▸ **Request**: Below are records; work out how many of their lines contain "type" and give only that number.

▸ **Data supplied**:
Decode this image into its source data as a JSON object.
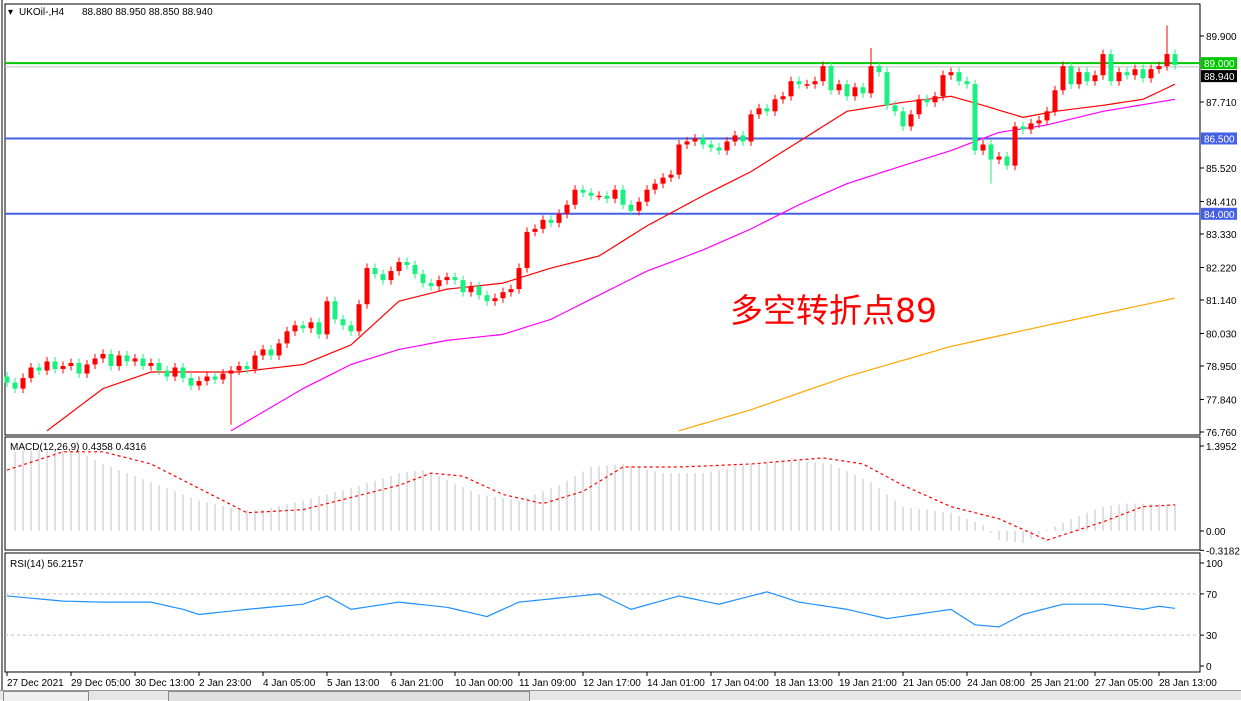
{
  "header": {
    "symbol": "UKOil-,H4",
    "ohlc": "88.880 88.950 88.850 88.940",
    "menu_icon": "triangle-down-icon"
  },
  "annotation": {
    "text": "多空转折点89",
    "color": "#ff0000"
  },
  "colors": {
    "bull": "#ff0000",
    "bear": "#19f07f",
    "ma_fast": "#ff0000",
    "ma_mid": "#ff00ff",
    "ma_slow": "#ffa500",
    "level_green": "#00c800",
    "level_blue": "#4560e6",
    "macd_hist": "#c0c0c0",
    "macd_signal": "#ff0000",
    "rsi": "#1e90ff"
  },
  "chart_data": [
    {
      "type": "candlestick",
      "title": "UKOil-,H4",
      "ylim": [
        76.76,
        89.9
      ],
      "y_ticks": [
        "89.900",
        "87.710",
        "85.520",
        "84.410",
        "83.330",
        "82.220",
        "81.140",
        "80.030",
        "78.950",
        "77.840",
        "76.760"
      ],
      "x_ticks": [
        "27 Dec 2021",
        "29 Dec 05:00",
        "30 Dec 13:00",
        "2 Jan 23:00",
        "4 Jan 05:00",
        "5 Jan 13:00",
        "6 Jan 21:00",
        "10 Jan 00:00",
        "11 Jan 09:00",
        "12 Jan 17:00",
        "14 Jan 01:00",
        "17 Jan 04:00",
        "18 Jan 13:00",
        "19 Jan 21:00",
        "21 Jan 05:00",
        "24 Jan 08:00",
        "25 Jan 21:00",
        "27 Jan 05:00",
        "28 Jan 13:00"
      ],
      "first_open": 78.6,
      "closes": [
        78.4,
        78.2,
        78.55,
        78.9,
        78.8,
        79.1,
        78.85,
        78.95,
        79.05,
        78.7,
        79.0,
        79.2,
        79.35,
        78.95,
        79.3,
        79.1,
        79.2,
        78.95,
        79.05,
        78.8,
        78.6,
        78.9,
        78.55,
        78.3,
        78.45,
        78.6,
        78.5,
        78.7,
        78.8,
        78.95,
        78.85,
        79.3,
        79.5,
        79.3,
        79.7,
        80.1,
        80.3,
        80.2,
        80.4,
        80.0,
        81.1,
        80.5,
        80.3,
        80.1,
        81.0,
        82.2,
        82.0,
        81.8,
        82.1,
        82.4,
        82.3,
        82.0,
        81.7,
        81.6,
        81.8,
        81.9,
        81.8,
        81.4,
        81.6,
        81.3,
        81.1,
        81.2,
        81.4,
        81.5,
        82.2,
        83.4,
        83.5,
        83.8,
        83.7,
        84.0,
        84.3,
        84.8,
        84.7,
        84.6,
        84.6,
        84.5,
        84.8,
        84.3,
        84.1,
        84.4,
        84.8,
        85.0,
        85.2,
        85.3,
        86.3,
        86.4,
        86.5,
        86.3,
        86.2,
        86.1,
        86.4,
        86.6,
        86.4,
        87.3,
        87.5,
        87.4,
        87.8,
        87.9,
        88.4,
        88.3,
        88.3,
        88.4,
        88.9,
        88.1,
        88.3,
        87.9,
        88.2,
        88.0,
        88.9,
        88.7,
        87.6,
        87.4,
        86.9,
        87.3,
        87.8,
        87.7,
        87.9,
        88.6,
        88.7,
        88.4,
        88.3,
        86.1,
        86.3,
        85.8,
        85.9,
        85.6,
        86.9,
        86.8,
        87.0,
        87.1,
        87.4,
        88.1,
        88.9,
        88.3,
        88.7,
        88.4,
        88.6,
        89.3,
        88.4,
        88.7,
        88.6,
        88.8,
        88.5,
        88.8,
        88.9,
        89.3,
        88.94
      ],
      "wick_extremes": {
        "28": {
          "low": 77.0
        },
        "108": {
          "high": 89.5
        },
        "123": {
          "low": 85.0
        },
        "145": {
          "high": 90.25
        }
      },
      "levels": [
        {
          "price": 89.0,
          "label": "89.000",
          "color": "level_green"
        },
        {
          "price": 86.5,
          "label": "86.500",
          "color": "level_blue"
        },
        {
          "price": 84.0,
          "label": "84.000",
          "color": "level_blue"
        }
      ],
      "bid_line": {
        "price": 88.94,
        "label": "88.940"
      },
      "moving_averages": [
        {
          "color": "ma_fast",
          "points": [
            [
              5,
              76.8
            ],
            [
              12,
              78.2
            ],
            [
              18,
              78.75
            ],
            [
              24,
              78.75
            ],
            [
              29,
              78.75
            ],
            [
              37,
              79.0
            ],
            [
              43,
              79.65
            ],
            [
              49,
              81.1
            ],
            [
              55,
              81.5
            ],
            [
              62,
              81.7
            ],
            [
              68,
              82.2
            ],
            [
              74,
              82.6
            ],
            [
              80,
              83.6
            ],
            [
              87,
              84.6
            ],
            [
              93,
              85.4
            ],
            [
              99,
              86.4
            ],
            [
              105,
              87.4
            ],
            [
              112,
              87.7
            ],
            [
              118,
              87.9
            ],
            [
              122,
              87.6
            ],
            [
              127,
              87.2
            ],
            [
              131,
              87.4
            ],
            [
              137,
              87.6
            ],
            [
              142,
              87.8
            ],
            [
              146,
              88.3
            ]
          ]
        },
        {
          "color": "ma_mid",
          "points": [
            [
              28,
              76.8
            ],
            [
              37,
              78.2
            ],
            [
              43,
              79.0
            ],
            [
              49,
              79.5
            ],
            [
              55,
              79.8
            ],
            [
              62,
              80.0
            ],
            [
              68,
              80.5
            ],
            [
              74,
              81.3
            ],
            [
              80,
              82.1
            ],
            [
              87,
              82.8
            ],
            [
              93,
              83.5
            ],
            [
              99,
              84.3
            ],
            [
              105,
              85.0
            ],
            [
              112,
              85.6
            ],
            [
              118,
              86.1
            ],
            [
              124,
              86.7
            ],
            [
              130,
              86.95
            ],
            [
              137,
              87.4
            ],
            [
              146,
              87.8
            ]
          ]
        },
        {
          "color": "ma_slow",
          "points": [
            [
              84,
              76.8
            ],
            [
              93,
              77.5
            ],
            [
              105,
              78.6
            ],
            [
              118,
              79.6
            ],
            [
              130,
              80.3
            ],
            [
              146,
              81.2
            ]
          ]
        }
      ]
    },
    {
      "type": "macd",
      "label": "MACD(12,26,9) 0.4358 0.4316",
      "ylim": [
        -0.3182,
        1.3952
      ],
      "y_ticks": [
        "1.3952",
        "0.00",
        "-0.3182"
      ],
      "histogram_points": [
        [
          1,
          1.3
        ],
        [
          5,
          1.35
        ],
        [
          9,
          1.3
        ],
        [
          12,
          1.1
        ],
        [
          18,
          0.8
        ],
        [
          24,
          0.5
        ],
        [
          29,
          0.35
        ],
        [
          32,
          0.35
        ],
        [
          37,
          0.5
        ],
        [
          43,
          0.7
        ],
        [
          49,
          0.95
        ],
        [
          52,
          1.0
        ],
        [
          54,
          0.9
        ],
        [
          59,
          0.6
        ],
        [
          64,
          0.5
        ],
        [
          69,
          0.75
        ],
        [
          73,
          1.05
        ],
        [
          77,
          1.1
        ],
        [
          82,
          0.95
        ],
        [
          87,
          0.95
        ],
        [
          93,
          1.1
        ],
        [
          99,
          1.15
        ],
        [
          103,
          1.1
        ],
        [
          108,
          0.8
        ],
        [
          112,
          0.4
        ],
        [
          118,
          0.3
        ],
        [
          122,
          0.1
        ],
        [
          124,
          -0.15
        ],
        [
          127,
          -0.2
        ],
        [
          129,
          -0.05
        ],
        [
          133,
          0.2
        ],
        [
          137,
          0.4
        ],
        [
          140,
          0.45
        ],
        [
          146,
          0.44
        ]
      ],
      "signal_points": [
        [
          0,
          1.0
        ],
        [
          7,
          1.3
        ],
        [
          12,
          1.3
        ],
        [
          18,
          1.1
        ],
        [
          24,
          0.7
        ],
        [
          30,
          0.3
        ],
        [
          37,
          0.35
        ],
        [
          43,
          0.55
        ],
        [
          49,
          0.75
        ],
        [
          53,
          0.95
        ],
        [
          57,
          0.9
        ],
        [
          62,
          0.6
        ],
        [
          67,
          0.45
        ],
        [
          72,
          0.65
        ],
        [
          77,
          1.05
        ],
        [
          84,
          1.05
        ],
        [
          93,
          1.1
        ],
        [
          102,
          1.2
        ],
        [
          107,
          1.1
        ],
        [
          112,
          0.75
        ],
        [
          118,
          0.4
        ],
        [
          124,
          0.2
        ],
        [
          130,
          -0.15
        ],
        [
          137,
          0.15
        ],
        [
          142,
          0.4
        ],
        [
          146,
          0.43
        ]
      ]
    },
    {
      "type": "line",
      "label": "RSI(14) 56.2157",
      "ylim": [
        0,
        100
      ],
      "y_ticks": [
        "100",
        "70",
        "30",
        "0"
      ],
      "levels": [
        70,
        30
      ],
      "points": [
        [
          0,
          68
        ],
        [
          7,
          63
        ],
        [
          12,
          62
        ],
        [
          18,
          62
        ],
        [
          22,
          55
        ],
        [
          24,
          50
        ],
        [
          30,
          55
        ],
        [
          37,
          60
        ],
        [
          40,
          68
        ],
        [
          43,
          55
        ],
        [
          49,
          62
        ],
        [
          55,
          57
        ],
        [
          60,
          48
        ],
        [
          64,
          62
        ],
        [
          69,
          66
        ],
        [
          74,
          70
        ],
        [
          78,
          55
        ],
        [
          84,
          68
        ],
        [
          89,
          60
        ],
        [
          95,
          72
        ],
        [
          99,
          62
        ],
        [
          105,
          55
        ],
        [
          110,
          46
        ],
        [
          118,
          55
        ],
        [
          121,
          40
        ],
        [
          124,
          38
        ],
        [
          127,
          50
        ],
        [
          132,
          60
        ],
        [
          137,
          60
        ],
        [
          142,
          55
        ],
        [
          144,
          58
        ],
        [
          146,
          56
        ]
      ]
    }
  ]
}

▸ **Reply**: 3